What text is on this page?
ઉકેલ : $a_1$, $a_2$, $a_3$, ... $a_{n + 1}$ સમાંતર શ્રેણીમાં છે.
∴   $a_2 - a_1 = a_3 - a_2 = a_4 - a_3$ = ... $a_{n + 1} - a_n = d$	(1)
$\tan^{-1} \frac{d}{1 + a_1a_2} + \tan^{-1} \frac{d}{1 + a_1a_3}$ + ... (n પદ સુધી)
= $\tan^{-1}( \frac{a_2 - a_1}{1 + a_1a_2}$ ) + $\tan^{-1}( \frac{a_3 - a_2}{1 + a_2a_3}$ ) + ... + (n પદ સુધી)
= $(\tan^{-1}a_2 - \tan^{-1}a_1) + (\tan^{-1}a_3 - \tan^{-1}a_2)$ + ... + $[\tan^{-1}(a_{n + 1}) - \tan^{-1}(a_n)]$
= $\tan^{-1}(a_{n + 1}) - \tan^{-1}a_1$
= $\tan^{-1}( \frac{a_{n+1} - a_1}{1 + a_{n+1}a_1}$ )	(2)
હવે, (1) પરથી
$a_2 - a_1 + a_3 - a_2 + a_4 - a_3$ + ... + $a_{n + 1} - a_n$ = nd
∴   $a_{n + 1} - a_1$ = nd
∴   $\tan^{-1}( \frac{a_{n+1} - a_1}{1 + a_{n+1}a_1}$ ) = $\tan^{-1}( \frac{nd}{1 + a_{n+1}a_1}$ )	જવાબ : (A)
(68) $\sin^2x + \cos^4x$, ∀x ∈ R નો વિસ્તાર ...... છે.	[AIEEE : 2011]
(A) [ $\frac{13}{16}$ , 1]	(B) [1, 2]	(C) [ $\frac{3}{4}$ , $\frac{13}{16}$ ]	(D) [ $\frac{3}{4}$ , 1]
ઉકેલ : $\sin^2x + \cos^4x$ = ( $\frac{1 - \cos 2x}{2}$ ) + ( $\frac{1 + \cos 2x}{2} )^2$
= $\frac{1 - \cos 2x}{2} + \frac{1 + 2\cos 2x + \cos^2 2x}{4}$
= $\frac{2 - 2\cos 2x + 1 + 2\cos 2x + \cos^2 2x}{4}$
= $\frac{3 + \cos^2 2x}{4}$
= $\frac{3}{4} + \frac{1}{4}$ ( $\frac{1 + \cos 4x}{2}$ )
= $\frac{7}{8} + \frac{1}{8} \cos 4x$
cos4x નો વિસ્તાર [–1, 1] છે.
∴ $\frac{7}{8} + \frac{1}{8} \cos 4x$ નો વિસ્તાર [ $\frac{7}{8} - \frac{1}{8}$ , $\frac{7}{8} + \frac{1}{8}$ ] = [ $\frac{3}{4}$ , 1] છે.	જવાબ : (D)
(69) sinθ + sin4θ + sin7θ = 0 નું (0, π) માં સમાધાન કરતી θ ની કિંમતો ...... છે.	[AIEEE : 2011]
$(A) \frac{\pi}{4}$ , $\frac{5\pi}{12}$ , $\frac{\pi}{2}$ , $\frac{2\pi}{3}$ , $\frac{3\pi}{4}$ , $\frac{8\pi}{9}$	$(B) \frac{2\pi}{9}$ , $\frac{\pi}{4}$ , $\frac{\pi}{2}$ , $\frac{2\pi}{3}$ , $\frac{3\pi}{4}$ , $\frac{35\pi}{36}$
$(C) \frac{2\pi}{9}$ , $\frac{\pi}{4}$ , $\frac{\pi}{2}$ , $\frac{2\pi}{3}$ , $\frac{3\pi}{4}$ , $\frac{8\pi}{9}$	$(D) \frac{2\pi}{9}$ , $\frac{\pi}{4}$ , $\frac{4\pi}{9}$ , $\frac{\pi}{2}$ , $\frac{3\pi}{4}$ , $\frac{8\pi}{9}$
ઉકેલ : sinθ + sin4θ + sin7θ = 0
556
☆ ☆ ☆ ☆ ☆
TASK INSTRUCTIONS: Print out the whole listing exactly as it appears.

CORRECT RESPONSE:
What text is on this page?
ઉકેલ : $a_1$, $a_2$, $a_3$, ... $a_{n + 1}$ સમાંતર શ્રેણીમાં છે.
∴   $a_2 - a_1 = a_3 - a_2 = a_4 - a_3$ = ... $a_{n + 1} - a_n = d$	(1)
$\tan^{-1} \frac{d}{1 + a_1a_2} + \tan^{-1} \frac{d}{1 + a_1a_3}$ + ... (n પદ સુધી)
= $\tan^{-1}( \frac{a_2 - a_1}{1 + a_1a_2}$ ) + $\tan^{-1}( \frac{a_3 - a_2}{1 + a_2a_3}$ ) + ... + (n પદ સુધી)
= $(\tan^{-1}a_2 - \tan^{-1}a_1) + (\tan^{-1}a_3 - \tan^{-1}a_2)$ + ... + $[\tan^{-1}(a_{n + 1}) - \tan^{-1}(a_n)]$
= $\tan^{-1}(a_{n + 1}) - \tan^{-1}a_1$
= $\tan^{-1}( \frac{a_{n+1} - a_1}{1 + a_{n+1}a_1}$ )	(2)
હવે, (1) પરથી
$a_2 - a_1 + a_3 - a_2 + a_4 - a_3$ + ... + $a_{n + 1} - a_n$ = nd
∴   $a_{n + 1} - a_1$ = nd
∴   $\tan^{-1}( \frac{a_{n+1} - a_1}{1 + a_{n+1}a_1}$ ) = $\tan^{-1}( \frac{nd}{1 + a_{n+1}a_1}$ )	જવાબ : (A)
(68) $\sin^2x + \cos^4x$, ∀x ∈ R નો વિસ્તાર ...... છે.	[AIEEE : 2011]
(A) [ $\frac{13}{16}$ , 1]	(B) [1, 2]	(C) [ $\frac{3}{4}$ , $\frac{13}{16}$ ]	(D) [ $\frac{3}{4}$ , 1]
ઉકેલ : $\sin^2x + \cos^4x$ = ( $\frac{1 - \cos 2x}{2}$ ) + ( $\frac{1 + \cos 2x}{2} )^2$
= $\frac{1 - \cos 2x}{2} + \frac{1 + 2\cos 2x + \cos^2 2x}{4}$
= $\frac{2 - 2\cos 2x + 1 + 2\cos 2x + \cos^2 2x}{4}$
= $\frac{3 + \cos^2 2x}{4}$
= $\frac{3}{4} + \frac{1}{4}$ ( $\frac{1 + \cos 4x}{2}$ )
= $\frac{7}{8} + \frac{1}{8} \cos 4x$
cos4x નો વિસ્તાર [–1, 1] છે.
∴ $\frac{7}{8} + \frac{1}{8} \cos 4x$ નો વિસ્તાર [ $\frac{7}{8} - \frac{1}{8}$ , $\frac{7}{8} + \frac{1}{8}$ ] = [ $\frac{3}{4}$ , 1] છે.	જવાબ : (D)
(69) sinθ + sin4θ + sin7θ = 0 નું (0, π) માં સમાધાન કરતી θ ની કિંમતો ...... છે.	[AIEEE : 2011]
$(A) \frac{\pi}{4}$ , $\frac{5\pi}{12}$ , $\frac{\pi}{2}$ , $\frac{2\pi}{3}$ , $\frac{3\pi}{4}$ , $\frac{8\pi}{9}$	$(B) \frac{2\pi}{9}$ , $\frac{\pi}{4}$ , $\frac{\pi}{2}$ , $\frac{2\pi}{3}$ , $\frac{3\pi}{4}$ , $\frac{35\pi}{36}$
$(C) \frac{2\pi}{9}$ , $\frac{\pi}{4}$ , $\frac{\pi}{2}$ , $\frac{2\pi}{3}$ , $\frac{3\pi}{4}$ , $\frac{8\pi}{9}$	$(D) \frac{2\pi}{9}$ , $\frac{\pi}{4}$ , $\frac{4\pi}{9}$ , $\frac{\pi}{2}$ , $\frac{3\pi}{4}$ , $\frac{8\pi}{9}$
ઉકેલ : sinθ + sin4θ + sin7θ = 0
556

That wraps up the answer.